— start of INPUT RECORDS —
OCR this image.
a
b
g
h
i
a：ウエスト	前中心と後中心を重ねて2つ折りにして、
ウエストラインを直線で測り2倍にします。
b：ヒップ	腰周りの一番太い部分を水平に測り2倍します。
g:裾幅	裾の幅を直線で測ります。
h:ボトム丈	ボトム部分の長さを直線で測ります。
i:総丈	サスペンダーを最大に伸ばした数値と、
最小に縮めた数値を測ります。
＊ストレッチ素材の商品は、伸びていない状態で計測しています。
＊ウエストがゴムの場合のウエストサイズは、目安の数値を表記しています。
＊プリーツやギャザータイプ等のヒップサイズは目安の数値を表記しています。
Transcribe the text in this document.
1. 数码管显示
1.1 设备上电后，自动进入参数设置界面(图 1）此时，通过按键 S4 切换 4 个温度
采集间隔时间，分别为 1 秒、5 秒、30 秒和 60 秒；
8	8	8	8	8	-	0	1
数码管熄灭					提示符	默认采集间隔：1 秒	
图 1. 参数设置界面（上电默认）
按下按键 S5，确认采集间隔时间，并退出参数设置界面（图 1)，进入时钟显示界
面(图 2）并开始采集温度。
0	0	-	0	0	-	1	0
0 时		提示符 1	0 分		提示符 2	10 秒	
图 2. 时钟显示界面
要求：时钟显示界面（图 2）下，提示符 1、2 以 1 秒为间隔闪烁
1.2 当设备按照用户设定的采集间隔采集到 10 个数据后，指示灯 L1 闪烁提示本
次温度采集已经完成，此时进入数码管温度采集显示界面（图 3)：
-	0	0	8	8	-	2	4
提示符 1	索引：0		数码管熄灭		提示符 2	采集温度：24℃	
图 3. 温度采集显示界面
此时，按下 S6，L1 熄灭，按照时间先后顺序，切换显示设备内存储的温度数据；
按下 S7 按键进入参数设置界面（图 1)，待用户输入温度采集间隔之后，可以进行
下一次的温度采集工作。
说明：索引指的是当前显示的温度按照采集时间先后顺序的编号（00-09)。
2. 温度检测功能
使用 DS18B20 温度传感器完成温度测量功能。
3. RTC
— end of INPUT RECORDS —
> REQUIRED TASK:
Pick out every line above that holds the word "this" and copy it.

> ANSWER BELOW:
OCR this image.
Transcribe the text in this document.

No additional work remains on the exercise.